- _Entries_
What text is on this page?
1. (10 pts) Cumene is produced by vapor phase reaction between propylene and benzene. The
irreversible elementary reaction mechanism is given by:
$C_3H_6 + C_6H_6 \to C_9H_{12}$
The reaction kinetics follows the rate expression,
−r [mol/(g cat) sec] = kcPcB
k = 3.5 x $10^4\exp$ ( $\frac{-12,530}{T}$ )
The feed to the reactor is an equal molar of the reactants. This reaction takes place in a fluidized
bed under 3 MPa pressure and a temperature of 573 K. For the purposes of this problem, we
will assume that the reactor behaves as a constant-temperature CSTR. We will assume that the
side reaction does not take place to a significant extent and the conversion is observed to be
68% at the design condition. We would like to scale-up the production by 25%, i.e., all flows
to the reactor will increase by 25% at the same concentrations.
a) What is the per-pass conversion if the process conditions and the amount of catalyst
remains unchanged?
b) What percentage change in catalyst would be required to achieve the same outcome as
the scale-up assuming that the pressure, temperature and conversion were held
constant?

- _Given request_
Search the data for "same" and list every line in which it occurs.

- _Expected answer_
to the reactor will increase by 25% at the same concentrations.
b) What percentage change in catalyst would be required to achieve the same outcome as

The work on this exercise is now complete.